_Lesetext_.
Laut Facebook handelt es sich bei Libra bloß um ein Zahlungsmittel – für Regierungen und Notenbanken steckt aber viel mehr dahinter.

Als vor rund zehn Jahren der erste Bitcoin geschürft wurde, ahnten wohl weder Regierungen noch Währungshüter, was in Sachen Kryptowährungen noch auf sie zukommen wird. Zuerst wurde das digitale Geld noch belächelt, dann davor gewarnt und als Blase oder Pyramidenspiel verunglimpft – dennoch fand Bitcoin und die Idee einer von Notenbanken unabhängigen Währung im Lauf der Jahre immer mehr Zuspruch und Anhänger.

Seit das soziale Netzwerk Facebook mit seinen Milliarden an regelmäßigen Usern im Juni die Idee aufgegriffen hat und mit einer eigenen Kryptowährung namens Libra auf den Markt will, ist auf offizieller Seite aber endgültig Feuer am Dach. Notenbanken und Regierungen sehen sich durch ein privates Geld in ihrer Souveränität bedroht und fahren nun auf dem Treffen der Finanzminister und Währungshüter der G7-Staaten nahe Paris schwere Geschütze gegen Libra auf.

_Zu erledigen_.
**1)** Schreibe aus dem Artikel über Libra die Stelle von „Seit das soziale“ bis einschließlich „gegen Libra auf.“ wortgetreu ab.
**2)** Der Artikel über Libra zählt in dem Satz, der mit „Zuerst wurde das digitale Geld“ beginnt, auf, wie auf das digitale Geld reagiert wurde. Nenne alle diese Reaktionen in der Reihenfolge des Textes.
**3)** Führe den Artikel über Libra im Anschluss an seinen letzten Satz weiter.
Die anschließenden Daten sind eigenständiges Material und gehören nicht zum Artikel über Libra.

_Angezeigte Daten_.
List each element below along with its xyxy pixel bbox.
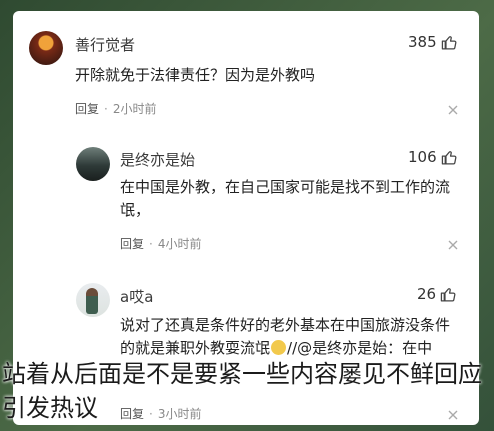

_Lösungen_.
**1)**
Seit das soziale Netzwerk Facebook mit seinen Milliarden an regelmäßigen Usern im Juni die Idee aufgegriffen hat und mit einer eigenen Kryptowährung namens Libra auf den Markt will, ist auf offizieller Seite aber endgültig Feuer am Dach. Notenbanken und Regierungen sehen sich durch ein privates Geld in ihrer Souveränität bedroht und fahren nun auf dem Treffen der Finanzminister und Währungshüter der G7-Staaten nahe Paris schwere Geschütze gegen Libra auf.

**2)** belächelt; davor gewarnt; als Blase oder Pyramidenspiel verunglimpft

**3)**
US-Konzerne dominieren

Besonders alarmiert ist man in Europa, zumal der in der Schweiz ansässige Verein, dem Facebook die Verwaltung von Libra übertragen will, von US-Konzernen dominiert wird. "Die Herausgabe einer Währung gehört nicht in die Hände eines Privatunternehmens, denn sie ist ein Kernelement staatlicher Souveränität", wetterte der deutsche Finanzminister Olaf Scholz im Vorfeld des Treffens. "Der Euro ist und bleibt das einzige gesetzliche Zahlungsmittel im Euroraum."

Dem hält der zuständige Facebook-Manager David Marcus entgegen, dass Libra nicht als Konkurrenz zu staatlichen Währungen gedacht sei, wie er in einer Anhörung vor dem US-Kongress beteuerte. Libra soll ihm zufolge erst eingeführt werden, sobald alle regulatorischen Bedenken ausgeräumt und sämtliche Genehmigungen eingeholt seien. "Wir wissen, dass wir uns die Zeit nehmen müssen, um dies richtig zu machen", beteuerte Marcus.

Die Einführung von Libra in derzeitiger Form steht offenbar auf der Kippe.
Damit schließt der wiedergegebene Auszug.